■ What you have to do:
Output exactly the lines that run from the line with "Extract all readable text from this page." to the end of the material, both ends included, and no other lines.

■ Data records:
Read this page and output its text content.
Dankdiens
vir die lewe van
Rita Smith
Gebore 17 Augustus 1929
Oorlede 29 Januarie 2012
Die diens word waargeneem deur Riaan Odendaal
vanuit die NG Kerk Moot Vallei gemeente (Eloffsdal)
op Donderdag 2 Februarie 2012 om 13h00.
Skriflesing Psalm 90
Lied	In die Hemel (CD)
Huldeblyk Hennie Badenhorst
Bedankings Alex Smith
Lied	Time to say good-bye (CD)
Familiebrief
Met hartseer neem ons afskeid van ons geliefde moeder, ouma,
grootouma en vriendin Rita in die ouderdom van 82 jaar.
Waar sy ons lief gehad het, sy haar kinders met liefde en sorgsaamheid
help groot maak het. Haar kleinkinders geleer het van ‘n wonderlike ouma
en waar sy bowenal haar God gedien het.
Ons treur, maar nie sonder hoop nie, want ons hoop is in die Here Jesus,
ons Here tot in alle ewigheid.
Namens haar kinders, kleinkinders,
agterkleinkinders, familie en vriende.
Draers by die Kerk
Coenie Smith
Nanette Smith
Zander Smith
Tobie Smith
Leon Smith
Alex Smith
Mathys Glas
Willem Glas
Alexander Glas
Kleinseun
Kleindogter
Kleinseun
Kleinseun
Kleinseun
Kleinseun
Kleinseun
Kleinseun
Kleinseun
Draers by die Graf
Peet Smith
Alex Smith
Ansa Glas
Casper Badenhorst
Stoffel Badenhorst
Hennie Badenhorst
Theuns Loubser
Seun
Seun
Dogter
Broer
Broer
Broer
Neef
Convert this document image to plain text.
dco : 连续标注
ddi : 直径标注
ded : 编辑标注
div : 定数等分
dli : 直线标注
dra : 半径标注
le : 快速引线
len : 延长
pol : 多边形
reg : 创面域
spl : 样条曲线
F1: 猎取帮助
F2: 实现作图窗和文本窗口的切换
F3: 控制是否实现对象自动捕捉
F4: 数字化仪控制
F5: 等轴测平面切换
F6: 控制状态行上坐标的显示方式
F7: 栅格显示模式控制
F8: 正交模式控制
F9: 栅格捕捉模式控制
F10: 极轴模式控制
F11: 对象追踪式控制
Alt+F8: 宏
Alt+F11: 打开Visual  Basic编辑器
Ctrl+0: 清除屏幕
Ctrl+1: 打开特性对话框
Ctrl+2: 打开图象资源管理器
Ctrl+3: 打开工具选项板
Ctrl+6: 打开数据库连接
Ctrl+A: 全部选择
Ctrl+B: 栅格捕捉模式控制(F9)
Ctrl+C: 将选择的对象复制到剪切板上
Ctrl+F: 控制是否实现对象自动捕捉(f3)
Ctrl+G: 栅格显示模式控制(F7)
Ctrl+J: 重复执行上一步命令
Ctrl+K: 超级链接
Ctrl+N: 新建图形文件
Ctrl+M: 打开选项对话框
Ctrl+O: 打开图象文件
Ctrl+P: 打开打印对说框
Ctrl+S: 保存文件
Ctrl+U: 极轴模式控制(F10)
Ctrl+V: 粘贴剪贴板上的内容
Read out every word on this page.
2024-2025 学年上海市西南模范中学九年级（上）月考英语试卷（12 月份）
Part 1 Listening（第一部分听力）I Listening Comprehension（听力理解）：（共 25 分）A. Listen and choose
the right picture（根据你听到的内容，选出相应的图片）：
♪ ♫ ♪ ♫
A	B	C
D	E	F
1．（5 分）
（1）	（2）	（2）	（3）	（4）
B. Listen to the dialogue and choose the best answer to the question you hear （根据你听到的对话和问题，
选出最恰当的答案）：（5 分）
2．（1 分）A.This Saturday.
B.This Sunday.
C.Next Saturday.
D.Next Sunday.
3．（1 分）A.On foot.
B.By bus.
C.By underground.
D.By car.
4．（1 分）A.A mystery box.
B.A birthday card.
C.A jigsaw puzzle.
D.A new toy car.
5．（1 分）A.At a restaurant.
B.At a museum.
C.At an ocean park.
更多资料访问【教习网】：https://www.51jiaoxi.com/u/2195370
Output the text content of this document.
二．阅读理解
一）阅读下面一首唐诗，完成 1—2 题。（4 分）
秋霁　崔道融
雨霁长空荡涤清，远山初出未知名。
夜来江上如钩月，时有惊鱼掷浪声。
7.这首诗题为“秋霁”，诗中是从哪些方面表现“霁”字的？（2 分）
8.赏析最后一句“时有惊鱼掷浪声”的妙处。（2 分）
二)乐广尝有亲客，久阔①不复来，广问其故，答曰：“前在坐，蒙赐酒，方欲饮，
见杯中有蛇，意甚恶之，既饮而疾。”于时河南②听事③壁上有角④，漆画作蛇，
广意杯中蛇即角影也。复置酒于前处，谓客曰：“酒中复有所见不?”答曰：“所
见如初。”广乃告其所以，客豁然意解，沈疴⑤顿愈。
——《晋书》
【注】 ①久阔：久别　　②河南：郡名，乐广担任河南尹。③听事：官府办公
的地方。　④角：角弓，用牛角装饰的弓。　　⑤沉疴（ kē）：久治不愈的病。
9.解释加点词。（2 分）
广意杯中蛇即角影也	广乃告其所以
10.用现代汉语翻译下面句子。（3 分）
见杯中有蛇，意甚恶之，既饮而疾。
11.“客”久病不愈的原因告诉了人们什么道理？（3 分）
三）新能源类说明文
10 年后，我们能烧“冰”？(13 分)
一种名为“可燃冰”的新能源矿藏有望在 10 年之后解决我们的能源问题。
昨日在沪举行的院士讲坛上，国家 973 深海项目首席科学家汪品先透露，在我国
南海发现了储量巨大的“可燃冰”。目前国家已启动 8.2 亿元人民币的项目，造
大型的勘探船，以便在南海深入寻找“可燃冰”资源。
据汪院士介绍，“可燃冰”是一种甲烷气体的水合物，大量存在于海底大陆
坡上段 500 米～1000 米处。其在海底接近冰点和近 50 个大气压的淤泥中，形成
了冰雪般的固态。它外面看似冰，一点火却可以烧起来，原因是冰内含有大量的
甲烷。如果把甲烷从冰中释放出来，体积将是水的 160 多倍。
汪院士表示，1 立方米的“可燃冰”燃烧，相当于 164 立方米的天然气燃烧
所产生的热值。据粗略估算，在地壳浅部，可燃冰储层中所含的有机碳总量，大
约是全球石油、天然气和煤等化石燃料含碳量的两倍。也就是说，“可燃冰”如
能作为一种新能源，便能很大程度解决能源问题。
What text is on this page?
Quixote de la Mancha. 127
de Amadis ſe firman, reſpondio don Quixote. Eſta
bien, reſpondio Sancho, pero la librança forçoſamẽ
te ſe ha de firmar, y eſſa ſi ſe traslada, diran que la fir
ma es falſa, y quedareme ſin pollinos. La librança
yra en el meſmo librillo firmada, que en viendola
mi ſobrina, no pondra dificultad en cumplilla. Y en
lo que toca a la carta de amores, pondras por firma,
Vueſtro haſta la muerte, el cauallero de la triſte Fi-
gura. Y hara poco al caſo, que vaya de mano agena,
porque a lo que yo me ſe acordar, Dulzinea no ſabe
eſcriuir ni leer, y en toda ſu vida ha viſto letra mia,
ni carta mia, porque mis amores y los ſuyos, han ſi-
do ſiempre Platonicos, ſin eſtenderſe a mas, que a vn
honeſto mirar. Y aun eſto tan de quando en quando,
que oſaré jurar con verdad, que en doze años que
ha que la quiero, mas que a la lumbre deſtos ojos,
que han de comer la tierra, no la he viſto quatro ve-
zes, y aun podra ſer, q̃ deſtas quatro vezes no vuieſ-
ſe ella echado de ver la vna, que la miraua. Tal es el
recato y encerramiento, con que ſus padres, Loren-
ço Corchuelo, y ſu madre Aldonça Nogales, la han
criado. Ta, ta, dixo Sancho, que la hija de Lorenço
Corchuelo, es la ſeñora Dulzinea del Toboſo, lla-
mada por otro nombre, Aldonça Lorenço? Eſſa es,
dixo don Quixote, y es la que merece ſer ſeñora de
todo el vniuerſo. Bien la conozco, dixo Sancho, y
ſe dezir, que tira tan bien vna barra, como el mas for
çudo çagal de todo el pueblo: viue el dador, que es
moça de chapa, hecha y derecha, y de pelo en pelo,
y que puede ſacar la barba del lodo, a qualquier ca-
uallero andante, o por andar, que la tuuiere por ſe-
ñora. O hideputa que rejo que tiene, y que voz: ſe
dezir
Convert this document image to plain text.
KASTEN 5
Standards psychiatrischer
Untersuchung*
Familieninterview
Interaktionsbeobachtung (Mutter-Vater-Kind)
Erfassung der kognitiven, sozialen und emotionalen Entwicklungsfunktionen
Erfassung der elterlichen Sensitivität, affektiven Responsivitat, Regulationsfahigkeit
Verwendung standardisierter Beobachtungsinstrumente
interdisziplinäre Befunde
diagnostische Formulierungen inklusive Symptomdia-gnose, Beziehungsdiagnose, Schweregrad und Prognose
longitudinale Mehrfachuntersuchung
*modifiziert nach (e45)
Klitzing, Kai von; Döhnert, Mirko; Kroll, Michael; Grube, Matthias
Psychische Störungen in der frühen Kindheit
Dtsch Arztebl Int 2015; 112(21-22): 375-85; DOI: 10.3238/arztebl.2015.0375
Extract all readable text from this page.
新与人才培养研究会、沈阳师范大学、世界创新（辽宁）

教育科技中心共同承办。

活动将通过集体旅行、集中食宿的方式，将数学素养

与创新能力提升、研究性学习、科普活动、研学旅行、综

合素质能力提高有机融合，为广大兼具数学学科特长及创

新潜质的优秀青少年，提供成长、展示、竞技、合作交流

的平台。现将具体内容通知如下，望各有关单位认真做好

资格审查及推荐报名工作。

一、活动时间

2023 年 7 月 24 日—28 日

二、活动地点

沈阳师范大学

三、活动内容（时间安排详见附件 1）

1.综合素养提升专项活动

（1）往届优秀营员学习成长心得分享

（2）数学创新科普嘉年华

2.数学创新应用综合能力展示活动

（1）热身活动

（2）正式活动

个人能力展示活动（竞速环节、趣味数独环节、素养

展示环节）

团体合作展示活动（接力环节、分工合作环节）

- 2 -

■ Response to this exercise:
Extract all readable text from this page.
新与人才培养研究会、沈阳师范大学、世界创新（辽宁）

教育科技中心共同承办。

活动将通过集体旅行、集中食宿的方式，将数学素养

与创新能力提升、研究性学习、科普活动、研学旅行、综

合素质能力提高有机融合，为广大兼具数学学科特长及创

新潜质的优秀青少年，提供成长、展示、竞技、合作交流

的平台。现将具体内容通知如下，望各有关单位认真做好

资格审查及推荐报名工作。

一、活动时间

2023 年 7 月 24 日—28 日

二、活动地点

沈阳师范大学

三、活动内容（时间安排详见附件 1）

1.综合素养提升专项活动

（1）往届优秀营员学习成长心得分享

（2）数学创新科普嘉年华

2.数学创新应用综合能力展示活动

（1）热身活动

（2）正式活动

个人能力展示活动（竞速环节、趣味数独环节、素养

展示环节）

团体合作展示活动（接力环节、分工合作环节）

- 2 -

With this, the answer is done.